**Written exercise:**
Without altering anything, output the material below.

——————————

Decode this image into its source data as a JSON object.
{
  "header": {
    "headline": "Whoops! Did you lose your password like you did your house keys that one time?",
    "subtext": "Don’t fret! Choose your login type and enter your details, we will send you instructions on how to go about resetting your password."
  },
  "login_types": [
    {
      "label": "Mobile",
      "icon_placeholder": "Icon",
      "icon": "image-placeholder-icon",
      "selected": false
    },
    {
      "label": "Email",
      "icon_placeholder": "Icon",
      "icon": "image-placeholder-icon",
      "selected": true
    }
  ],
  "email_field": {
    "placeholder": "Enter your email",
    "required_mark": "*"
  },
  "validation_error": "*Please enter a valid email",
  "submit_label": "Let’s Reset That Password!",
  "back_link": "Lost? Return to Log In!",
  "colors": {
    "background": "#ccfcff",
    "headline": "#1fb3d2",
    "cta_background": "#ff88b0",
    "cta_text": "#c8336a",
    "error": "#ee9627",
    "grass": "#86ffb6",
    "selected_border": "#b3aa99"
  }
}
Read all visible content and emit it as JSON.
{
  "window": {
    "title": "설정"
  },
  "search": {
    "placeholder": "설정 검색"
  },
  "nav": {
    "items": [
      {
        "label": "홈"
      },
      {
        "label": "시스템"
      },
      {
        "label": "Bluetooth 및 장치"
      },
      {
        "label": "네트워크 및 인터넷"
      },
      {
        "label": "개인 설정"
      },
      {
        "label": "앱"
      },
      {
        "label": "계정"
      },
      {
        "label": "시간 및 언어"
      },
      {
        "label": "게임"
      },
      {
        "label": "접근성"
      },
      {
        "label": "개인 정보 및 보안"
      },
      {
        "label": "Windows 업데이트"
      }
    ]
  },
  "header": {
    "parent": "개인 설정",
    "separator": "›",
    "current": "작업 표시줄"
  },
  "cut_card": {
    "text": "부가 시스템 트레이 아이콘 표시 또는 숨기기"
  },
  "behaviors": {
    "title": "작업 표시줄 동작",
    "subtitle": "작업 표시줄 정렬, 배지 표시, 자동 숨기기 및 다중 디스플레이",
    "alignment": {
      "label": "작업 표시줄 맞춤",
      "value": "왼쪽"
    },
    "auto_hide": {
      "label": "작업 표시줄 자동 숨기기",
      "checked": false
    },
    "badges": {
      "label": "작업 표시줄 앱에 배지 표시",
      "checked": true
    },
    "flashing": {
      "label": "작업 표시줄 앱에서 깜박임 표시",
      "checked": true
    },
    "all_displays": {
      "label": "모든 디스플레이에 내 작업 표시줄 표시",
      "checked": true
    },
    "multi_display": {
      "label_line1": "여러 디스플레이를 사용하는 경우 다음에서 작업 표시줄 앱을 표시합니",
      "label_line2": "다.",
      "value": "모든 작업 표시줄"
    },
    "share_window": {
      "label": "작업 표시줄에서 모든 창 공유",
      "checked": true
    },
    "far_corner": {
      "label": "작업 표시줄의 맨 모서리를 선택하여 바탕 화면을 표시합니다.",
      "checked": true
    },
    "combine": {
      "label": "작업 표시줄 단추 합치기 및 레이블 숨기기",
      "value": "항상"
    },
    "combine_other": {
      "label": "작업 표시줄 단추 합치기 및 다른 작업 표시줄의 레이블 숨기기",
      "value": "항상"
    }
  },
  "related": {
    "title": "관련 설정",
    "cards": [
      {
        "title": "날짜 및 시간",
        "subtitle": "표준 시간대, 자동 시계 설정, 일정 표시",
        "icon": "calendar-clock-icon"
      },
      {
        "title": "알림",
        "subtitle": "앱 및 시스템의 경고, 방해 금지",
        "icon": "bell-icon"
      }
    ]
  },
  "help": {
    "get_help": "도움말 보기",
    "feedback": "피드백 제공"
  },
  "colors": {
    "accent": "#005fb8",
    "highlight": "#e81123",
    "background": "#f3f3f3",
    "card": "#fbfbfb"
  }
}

——————————

**The output:**
Decode this image into its source data as a JSON object.
{
  "header": {
    "headline": "Whoops! Did you lose your password like you did your house keys that one time?",
    "subtext": "Don’t fret! Choose your login type and enter your details, we will send you instructions on how to go about resetting your password."
  },
  "login_types": [
    {
      "label": "Mobile",
      "icon_placeholder": "Icon",
      "icon": "image-placeholder-icon",
      "selected": false
    },
    {
      "label": "Email",
      "icon_placeholder": "Icon",
      "icon": "image-placeholder-icon",
      "selected": true
    }
  ],
  "email_field": {
    "placeholder": "Enter your email",
    "required_mark": "*"
  },
  "validation_error": "*Please enter a valid email",
  "submit_label": "Let’s Reset That Password!",
  "back_link": "Lost? Return to Log In!",
  "colors": {
    "background": "#ccfcff",
    "headline": "#1fb3d2",
    "cta_background": "#ff88b0",
    "cta_text": "#c8336a",
    "error": "#ee9627",
    "grass": "#86ffb6",
    "selected_border": "#b3aa99"
  }
}
Read all visible content and emit it as JSON.
{
  "window": {
    "title": "설정"
  },
  "search": {
    "placeholder": "설정 검색"
  },
  "nav": {
    "items": [
      {
        "label": "홈"
      },
      {
        "label": "시스템"
      },
      {
        "label": "Bluetooth 및 장치"
      },
      {
        "label": "네트워크 및 인터넷"
      },
      {
        "label": "개인 설정"
      },
      {
        "label": "앱"
      },
      {
        "label": "계정"
      },
      {
        "label": "시간 및 언어"
      },
      {
        "label": "게임"
      },
      {
        "label": "접근성"
      },
      {
        "label": "개인 정보 및 보안"
      },
      {
        "label": "Windows 업데이트"
      }
    ]
  },
  "header": {
    "parent": "개인 설정",
    "separator": "›",
    "current": "작업 표시줄"
  },
  "cut_card": {
    "text": "부가 시스템 트레이 아이콘 표시 또는 숨기기"
  },
  "behaviors": {
    "title": "작업 표시줄 동작",
    "subtitle": "작업 표시줄 정렬, 배지 표시, 자동 숨기기 및 다중 디스플레이",
    "alignment": {
      "label": "작업 표시줄 맞춤",
      "value": "왼쪽"
    },
    "auto_hide": {
      "label": "작업 표시줄 자동 숨기기",
      "checked": false
    },
    "badges": {
      "label": "작업 표시줄 앱에 배지 표시",
      "checked": true
    },
    "flashing": {
      "label": "작업 표시줄 앱에서 깜박임 표시",
      "checked": true
    },
    "all_displays": {
      "label": "모든 디스플레이에 내 작업 표시줄 표시",
      "checked": true
    },
    "multi_display": {
      "label_line1": "여러 디스플레이를 사용하는 경우 다음에서 작업 표시줄 앱을 표시합니",
      "label_line2": "다.",
      "value": "모든 작업 표시줄"
    },
    "share_window": {
      "label": "작업 표시줄에서 모든 창 공유",
      "checked": true
    },
    "far_corner": {
      "label": "작업 표시줄의 맨 모서리를 선택하여 바탕 화면을 표시합니다.",
      "checked": true
    },
    "combine": {
      "label": "작업 표시줄 단추 합치기 및 레이블 숨기기",
      "value": "항상"
    },
    "combine_other": {
      "label": "작업 표시줄 단추 합치기 및 다른 작업 표시줄의 레이블 숨기기",
      "value": "항상"
    }
  },
  "related": {
    "title": "관련 설정",
    "cards": [
      {
        "title": "날짜 및 시간",
        "subtitle": "표준 시간대, 자동 시계 설정, 일정 표시",
        "icon": "calendar-clock-icon"
      },
      {
        "title": "알림",
        "subtitle": "앱 및 시스템의 경고, 방해 금지",
        "icon": "bell-icon"
      }
    ]
  },
  "help": {
    "get_help": "도움말 보기",
    "feedback": "피드백 제공"
  },
  "colors": {
    "accent": "#005fb8",
    "highlight": "#e81123",
    "background": "#f3f3f3",
    "card": "#fbfbfb"
  }
}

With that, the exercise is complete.